Would you transcribe all of the data exactly, down to the last character?
---------- SUPPLIED MATERIAL ----------
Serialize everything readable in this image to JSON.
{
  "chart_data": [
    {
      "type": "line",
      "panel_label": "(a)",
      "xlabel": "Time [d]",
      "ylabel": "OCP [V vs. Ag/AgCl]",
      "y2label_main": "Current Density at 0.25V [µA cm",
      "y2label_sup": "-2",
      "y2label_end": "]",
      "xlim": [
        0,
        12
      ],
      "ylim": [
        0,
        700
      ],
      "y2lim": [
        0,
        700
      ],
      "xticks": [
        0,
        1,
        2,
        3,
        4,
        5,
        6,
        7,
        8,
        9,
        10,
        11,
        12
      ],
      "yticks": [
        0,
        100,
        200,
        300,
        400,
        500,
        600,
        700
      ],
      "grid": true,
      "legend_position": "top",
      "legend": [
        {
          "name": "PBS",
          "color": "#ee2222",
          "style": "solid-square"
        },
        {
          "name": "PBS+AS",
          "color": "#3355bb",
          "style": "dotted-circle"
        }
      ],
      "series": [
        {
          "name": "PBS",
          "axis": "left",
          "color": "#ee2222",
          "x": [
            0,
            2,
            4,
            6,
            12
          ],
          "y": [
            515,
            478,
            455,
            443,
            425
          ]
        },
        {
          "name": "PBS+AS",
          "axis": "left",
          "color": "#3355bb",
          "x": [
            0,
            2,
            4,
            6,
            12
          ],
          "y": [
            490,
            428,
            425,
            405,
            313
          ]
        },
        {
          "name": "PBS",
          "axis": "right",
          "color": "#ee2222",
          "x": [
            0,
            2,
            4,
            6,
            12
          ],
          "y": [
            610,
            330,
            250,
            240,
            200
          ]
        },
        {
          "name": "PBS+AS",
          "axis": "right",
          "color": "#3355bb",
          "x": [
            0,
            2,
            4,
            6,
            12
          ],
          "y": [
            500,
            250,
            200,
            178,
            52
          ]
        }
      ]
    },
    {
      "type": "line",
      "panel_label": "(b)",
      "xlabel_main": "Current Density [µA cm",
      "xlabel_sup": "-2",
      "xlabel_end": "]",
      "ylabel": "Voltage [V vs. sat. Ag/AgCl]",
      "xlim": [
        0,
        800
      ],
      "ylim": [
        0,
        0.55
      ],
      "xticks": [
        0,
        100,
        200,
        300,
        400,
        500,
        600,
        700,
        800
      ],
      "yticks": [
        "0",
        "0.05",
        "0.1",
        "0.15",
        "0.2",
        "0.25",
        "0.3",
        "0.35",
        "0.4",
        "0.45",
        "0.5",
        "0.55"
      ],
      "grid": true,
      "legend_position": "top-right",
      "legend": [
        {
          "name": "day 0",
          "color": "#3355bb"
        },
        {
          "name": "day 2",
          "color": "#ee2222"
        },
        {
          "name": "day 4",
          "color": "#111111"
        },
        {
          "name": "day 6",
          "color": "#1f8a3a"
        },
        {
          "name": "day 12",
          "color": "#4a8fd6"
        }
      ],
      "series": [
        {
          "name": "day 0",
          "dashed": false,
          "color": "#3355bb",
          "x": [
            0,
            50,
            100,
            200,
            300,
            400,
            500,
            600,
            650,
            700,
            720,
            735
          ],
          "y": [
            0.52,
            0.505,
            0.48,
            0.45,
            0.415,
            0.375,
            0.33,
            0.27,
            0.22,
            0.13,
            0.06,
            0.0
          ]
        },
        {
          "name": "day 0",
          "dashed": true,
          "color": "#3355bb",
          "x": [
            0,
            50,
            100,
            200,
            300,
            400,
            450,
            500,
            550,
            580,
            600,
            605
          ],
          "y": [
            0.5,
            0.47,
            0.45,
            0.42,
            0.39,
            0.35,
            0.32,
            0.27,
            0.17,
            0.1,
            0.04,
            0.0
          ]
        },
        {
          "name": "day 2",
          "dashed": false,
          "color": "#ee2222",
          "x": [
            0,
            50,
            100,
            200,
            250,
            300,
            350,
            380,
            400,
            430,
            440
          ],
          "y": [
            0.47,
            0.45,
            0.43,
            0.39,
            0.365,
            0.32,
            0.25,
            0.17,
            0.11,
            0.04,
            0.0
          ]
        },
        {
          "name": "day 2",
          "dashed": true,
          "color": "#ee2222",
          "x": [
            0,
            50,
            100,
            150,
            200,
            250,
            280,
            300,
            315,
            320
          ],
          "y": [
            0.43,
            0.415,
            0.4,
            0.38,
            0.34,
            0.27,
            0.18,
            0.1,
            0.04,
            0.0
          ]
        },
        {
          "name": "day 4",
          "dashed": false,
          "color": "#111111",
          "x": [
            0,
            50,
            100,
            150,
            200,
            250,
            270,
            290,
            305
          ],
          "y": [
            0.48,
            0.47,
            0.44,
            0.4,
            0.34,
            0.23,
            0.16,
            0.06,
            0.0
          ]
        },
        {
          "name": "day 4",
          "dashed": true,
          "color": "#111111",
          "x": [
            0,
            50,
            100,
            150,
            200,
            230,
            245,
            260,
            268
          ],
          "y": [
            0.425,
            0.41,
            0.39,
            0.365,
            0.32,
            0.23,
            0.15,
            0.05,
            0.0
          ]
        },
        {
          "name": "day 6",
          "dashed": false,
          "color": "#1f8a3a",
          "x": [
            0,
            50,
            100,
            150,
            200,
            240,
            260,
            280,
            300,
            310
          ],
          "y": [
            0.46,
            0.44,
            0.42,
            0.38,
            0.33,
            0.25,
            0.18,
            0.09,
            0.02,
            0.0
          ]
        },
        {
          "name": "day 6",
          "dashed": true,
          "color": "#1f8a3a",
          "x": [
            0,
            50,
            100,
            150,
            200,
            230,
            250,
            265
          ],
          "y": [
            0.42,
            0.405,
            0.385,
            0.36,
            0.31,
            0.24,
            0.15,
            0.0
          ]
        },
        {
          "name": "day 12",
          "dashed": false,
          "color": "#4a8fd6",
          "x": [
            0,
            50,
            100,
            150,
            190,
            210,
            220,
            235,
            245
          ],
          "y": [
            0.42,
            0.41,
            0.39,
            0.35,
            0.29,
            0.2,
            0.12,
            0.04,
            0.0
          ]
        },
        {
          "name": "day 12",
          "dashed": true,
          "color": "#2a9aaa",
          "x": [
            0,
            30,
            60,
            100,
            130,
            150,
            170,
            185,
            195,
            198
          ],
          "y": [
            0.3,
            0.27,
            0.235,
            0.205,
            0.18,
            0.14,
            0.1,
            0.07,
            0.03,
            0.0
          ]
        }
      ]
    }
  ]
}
----------
REPLY:
Serialize everything readable in this image to JSON.
{
  "chart_data": [
    {
      "type": "line",
      "panel_label": "(a)",
      "xlabel": "Time [d]",
      "ylabel": "OCP [V vs. Ag/AgCl]",
      "y2label_main": "Current Density at 0.25V [µA cm",
      "y2label_sup": "-2",
      "y2label_end": "]",
      "xlim": [
        0,
        12
      ],
      "ylim": [
        0,
        700
      ],
      "y2lim": [
        0,
        700
      ],
      "xticks": [
        0,
        1,
        2,
        3,
        4,
        5,
        6,
        7,
        8,
        9,
        10,
        11,
        12
      ],
      "yticks": [
        0,
        100,
        200,
        300,
        400,
        500,
        600,
        700
      ],
      "grid": true,
      "legend_position": "top",
      "legend": [
        {
          "name": "PBS",
          "color": "#ee2222",
          "style": "solid-square"
        },
        {
          "name": "PBS+AS",
          "color": "#3355bb",
          "style": "dotted-circle"
        }
      ],
      "series": [
        {
          "name": "PBS",
          "axis": "left",
          "color": "#ee2222",
          "x": [
            0,
            2,
            4,
            6,
            12
          ],
          "y": [
            515,
            478,
            455,
            443,
            425
          ]
        },
        {
          "name": "PBS+AS",
          "axis": "left",
          "color": "#3355bb",
          "x": [
            0,
            2,
            4,
            6,
            12
          ],
          "y": [
            490,
            428,
            425,
            405,
            313
          ]
        },
        {
          "name": "PBS",
          "axis": "right",
          "color": "#ee2222",
          "x": [
            0,
            2,
            4,
            6,
            12
          ],
          "y": [
            610,
            330,
            250,
            240,
            200
          ]
        },
        {
          "name": "PBS+AS",
          "axis": "right",
          "color": "#3355bb",
          "x": [
            0,
            2,
            4,
            6,
            12
          ],
          "y": [
            500,
            250,
            200,
            178,
            52
          ]
        }
      ]
    },
    {
      "type": "line",
      "panel_label": "(b)",
      "xlabel_main": "Current Density [µA cm",
      "xlabel_sup": "-2",
      "xlabel_end": "]",
      "ylabel": "Voltage [V vs. sat. Ag/AgCl]",
      "xlim": [
        0,
        800
      ],
      "ylim": [
        0,
        0.55
      ],
      "xticks": [
        0,
        100,
        200,
        300,
        400,
        500,
        600,
        700,
        800
      ],
      "yticks": [
        "0",
        "0.05",
        "0.1",
        "0.15",
        "0.2",
        "0.25",
        "0.3",
        "0.35",
        "0.4",
        "0.45",
        "0.5",
        "0.55"
      ],
      "grid": true,
      "legend_position": "top-right",
      "legend": [
        {
          "name": "day 0",
          "color": "#3355bb"
        },
        {
          "name": "day 2",
          "color": "#ee2222"
        },
        {
          "name": "day 4",
          "color": "#111111"
        },
        {
          "name": "day 6",
          "color": "#1f8a3a"
        },
        {
          "name": "day 12",
          "color": "#4a8fd6"
        }
      ],
      "series": [
        {
          "name": "day 0",
          "dashed": false,
          "color": "#3355bb",
          "x": [
            0,
            50,
            100,
            200,
            300,
            400,
            500,
            600,
            650,
            700,
            720,
            735
          ],
          "y": [
            0.52,
            0.505,
            0.48,
            0.45,
            0.415,
            0.375,
            0.33,
            0.27,
            0.22,
            0.13,
            0.06,
            0.0
          ]
        },
        {
          "name": "day 0",
          "dashed": true,
          "color": "#3355bb",
          "x": [
            0,
            50,
            100,
            200,
            300,
            400,
            450,
            500,
            550,
            580,
            600,
            605
          ],
          "y": [
            0.5,
            0.47,
            0.45,
            0.42,
            0.39,
            0.35,
            0.32,
            0.27,
            0.17,
            0.1,
            0.04,
            0.0
          ]
        },
        {
          "name": "day 2",
          "dashed": false,
          "color": "#ee2222",
          "x": [
            0,
            50,
            100,
            200,
            250,
            300,
            350,
            380,
            400,
            430,
            440
          ],
          "y": [
            0.47,
            0.45,
            0.43,
            0.39,
            0.365,
            0.32,
            0.25,
            0.17,
            0.11,
            0.04,
            0.0
          ]
        },
        {
          "name": "day 2",
          "dashed": true,
          "color": "#ee2222",
          "x": [
            0,
            50,
            100,
            150,
            200,
            250,
            280,
            300,
            315,
            320
          ],
          "y": [
            0.43,
            0.415,
            0.4,
            0.38,
            0.34,
            0.27,
            0.18,
            0.1,
            0.04,
            0.0
          ]
        },
        {
          "name": "day 4",
          "dashed": false,
          "color": "#111111",
          "x": [
            0,
            50,
            100,
            150,
            200,
            250,
            270,
            290,
            305
          ],
          "y": [
            0.48,
            0.47,
            0.44,
            0.4,
            0.34,
            0.23,
            0.16,
            0.06,
            0.0
          ]
        },
        {
          "name": "day 4",
          "dashed": true,
          "color": "#111111",
          "x": [
            0,
            50,
            100,
            150,
            200,
            230,
            245,
            260,
            268
          ],
          "y": [
            0.425,
            0.41,
            0.39,
            0.365,
            0.32,
            0.23,
            0.15,
            0.05,
            0.0
          ]
        },
        {
          "name": "day 6",
          "dashed": false,
          "color": "#1f8a3a",
          "x": [
            0,
            50,
            100,
            150,
            200,
            240,
            260,
            280,
            300,
            310
          ],
          "y": [
            0.46,
            0.44,
            0.42,
            0.38,
            0.33,
            0.25,
            0.18,
            0.09,
            0.02,
            0.0
          ]
        },
        {
          "name": "day 6",
          "dashed": true,
          "color": "#1f8a3a",
          "x": [
            0,
            50,
            100,
            150,
            200,
            230,
            250,
            265
          ],
          "y": [
            0.42,
            0.405,
            0.385,
            0.36,
            0.31,
            0.24,
            0.15,
            0.0
          ]
        },
        {
          "name": "day 12",
          "dashed": false,
          "color": "#4a8fd6",
          "x": [
            0,
            50,
            100,
            150,
            190,
            210,
            220,
            235,
            245
          ],
          "y": [
            0.42,
            0.41,
            0.39,
            0.35,
            0.29,
            0.2,
            0.12,
            0.04,
            0.0
          ]
        },
        {
          "name": "day 12",
          "dashed": true,
          "color": "#2a9aaa",
          "x": [
            0,
            30,
            60,
            100,
            130,
            150,
            170,
            185,
            195,
            198
          ],
          "y": [
            0.3,
            0.27,
            0.235,
            0.205,
            0.18,
            0.14,
            0.1,
            0.07,
            0.03,
            0.0
          ]
        }
      ]
    }
  ]
}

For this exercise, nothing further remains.